Problem requirements> Please output every line of the material as it stands, without the pictures.

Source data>
** begin **
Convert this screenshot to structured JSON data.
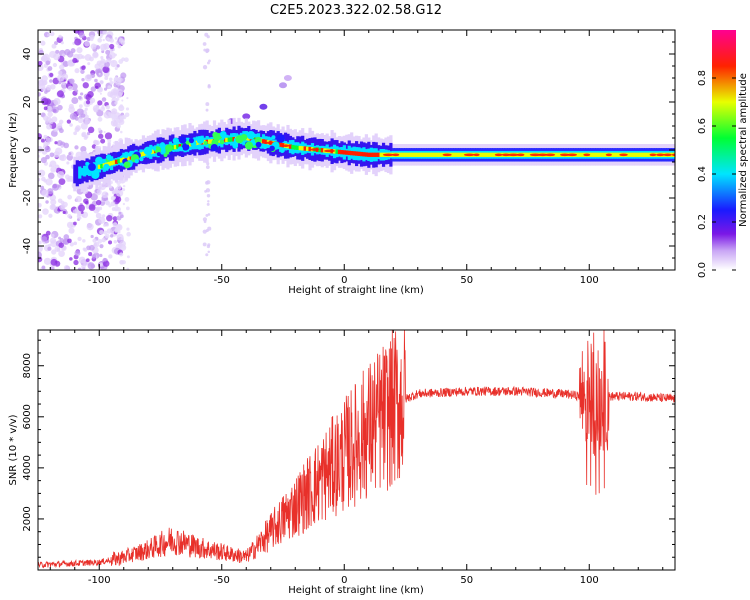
{
  "title": "C2E5.2023.322.02.58.G12",
  "colors": {
    "snr_line": "#e8302a",
    "axis": "#000000",
    "colormap": [
      "#ffffff",
      "#8a2be2",
      "#0000ff",
      "#00ffff",
      "#00ff00",
      "#ffff00",
      "#ff0000",
      "#ff007f"
    ]
  },
  "chart_data": [
    {
      "type": "heatmap",
      "name": "spectrogram",
      "xlabel": "Height of straight line (km)",
      "ylabel": "Frequency (Hz)",
      "xlim": [
        -125,
        135
      ],
      "ylim": [
        -50,
        50
      ],
      "xticks": [
        -100,
        -50,
        0,
        50,
        100
      ],
      "xtick_labels": [
        "-100",
        "-50",
        "0",
        "50",
        "100"
      ],
      "yticks": [
        -40,
        -20,
        0,
        20,
        40
      ],
      "ytick_labels": [
        "-40",
        "-20",
        "0",
        "20",
        "40"
      ],
      "colorbar": {
        "label": "Normalized spectral amplitude",
        "range": [
          0.0,
          1.0
        ],
        "ticks": [
          0.0,
          0.2,
          0.4,
          0.6,
          0.8
        ],
        "tick_labels": [
          "0.0",
          "0.2",
          "0.4",
          "0.6",
          "0.8"
        ]
      },
      "ridge": {
        "x": [
          -110,
          -100,
          -90,
          -80,
          -70,
          -60,
          -50,
          -40,
          -30,
          -20,
          -10,
          0,
          10,
          50,
          100,
          135
        ],
        "freq": [
          -10,
          -7,
          -4,
          -1,
          1,
          3,
          4,
          5,
          3,
          1,
          0,
          -1,
          -2,
          -2,
          -2,
          -2
        ]
      },
      "grid": false
    },
    {
      "type": "line",
      "name": "snr",
      "xlabel": "Height of straight line (km)",
      "ylabel": "SNR (10 * v/v)",
      "xlim": [
        -125,
        135
      ],
      "ylim": [
        0,
        9400
      ],
      "xticks": [
        -100,
        -50,
        0,
        50,
        100
      ],
      "xtick_labels": [
        "-100",
        "-50",
        "0",
        "50",
        "100"
      ],
      "yticks": [
        2000,
        4000,
        6000,
        8000
      ],
      "ytick_labels": [
        "2000",
        "4000",
        "6000",
        "8000"
      ],
      "envelope": {
        "x": [
          -125,
          -100,
          -90,
          -80,
          -70,
          -60,
          -50,
          -40,
          -30,
          -20,
          -10,
          0,
          10,
          20,
          25,
          30,
          50,
          70,
          90,
          97,
          100,
          103,
          106,
          110,
          120,
          135
        ],
        "y": [
          200,
          300,
          500,
          800,
          1200,
          900,
          700,
          500,
          1500,
          2500,
          3500,
          4500,
          5500,
          6300,
          6700,
          6900,
          7000,
          7000,
          6900,
          6800,
          7000,
          6500,
          6800,
          6800,
          6800,
          6700
        ]
      },
      "grid": false
    }
  ]
}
** end **
Complete response>
Convert this screenshot to structured JSON data.
{
  "title": "C2E5.2023.322.02.58.G12",
  "colors": {
    "snr_line": "#e8302a",
    "axis": "#000000",
    "colormap": [
      "#ffffff",
      "#8a2be2",
      "#0000ff",
      "#00ffff",
      "#00ff00",
      "#ffff00",
      "#ff0000",
      "#ff007f"
    ]
  },
  "chart_data": [
    {
      "type": "heatmap",
      "name": "spectrogram",
      "xlabel": "Height of straight line (km)",
      "ylabel": "Frequency (Hz)",
      "xlim": [
        -125,
        135
      ],
      "ylim": [
        -50,
        50
      ],
      "xticks": [
        -100,
        -50,
        0,
        50,
        100
      ],
      "xtick_labels": [
        "-100",
        "-50",
        "0",
        "50",
        "100"
      ],
      "yticks": [
        -40,
        -20,
        0,
        20,
        40
      ],
      "ytick_labels": [
        "-40",
        "-20",
        "0",
        "20",
        "40"
      ],
      "colorbar": {
        "label": "Normalized spectral amplitude",
        "range": [
          0.0,
          1.0
        ],
        "ticks": [
          0.0,
          0.2,
          0.4,
          0.6,
          0.8
        ],
        "tick_labels": [
          "0.0",
          "0.2",
          "0.4",
          "0.6",
          "0.8"
        ]
      },
      "ridge": {
        "x": [
          -110,
          -100,
          -90,
          -80,
          -70,
          -60,
          -50,
          -40,
          -30,
          -20,
          -10,
          0,
          10,
          50,
          100,
          135
        ],
        "freq": [
          -10,
          -7,
          -4,
          -1,
          1,
          3,
          4,
          5,
          3,
          1,
          0,
          -1,
          -2,
          -2,
          -2,
          -2
        ]
      },
      "grid": false
    },
    {
      "type": "line",
      "name": "snr",
      "xlabel": "Height of straight line (km)",
      "ylabel": "SNR (10 * v/v)",
      "xlim": [
        -125,
        135
      ],
      "ylim": [
        0,
        9400
      ],
      "xticks": [
        -100,
        -50,
        0,
        50,
        100
      ],
      "xtick_labels": [
        "-100",
        "-50",
        "0",
        "50",
        "100"
      ],
      "yticks": [
        2000,
        4000,
        6000,
        8000
      ],
      "ytick_labels": [
        "2000",
        "4000",
        "6000",
        "8000"
      ],
      "envelope": {
        "x": [
          -125,
          -100,
          -90,
          -80,
          -70,
          -60,
          -50,
          -40,
          -30,
          -20,
          -10,
          0,
          10,
          20,
          25,
          30,
          50,
          70,
          90,
          97,
          100,
          103,
          106,
          110,
          120,
          135
        ],
        "y": [
          200,
          300,
          500,
          800,
          1200,
          900,
          700,
          500,
          1500,
          2500,
          3500,
          4500,
          5500,
          6300,
          6700,
          6900,
          7000,
          7000,
          6900,
          6800,
          7000,
          6500,
          6800,
          6800,
          6800,
          6700
        ]
      },
      "grid": false
    }
  ]
}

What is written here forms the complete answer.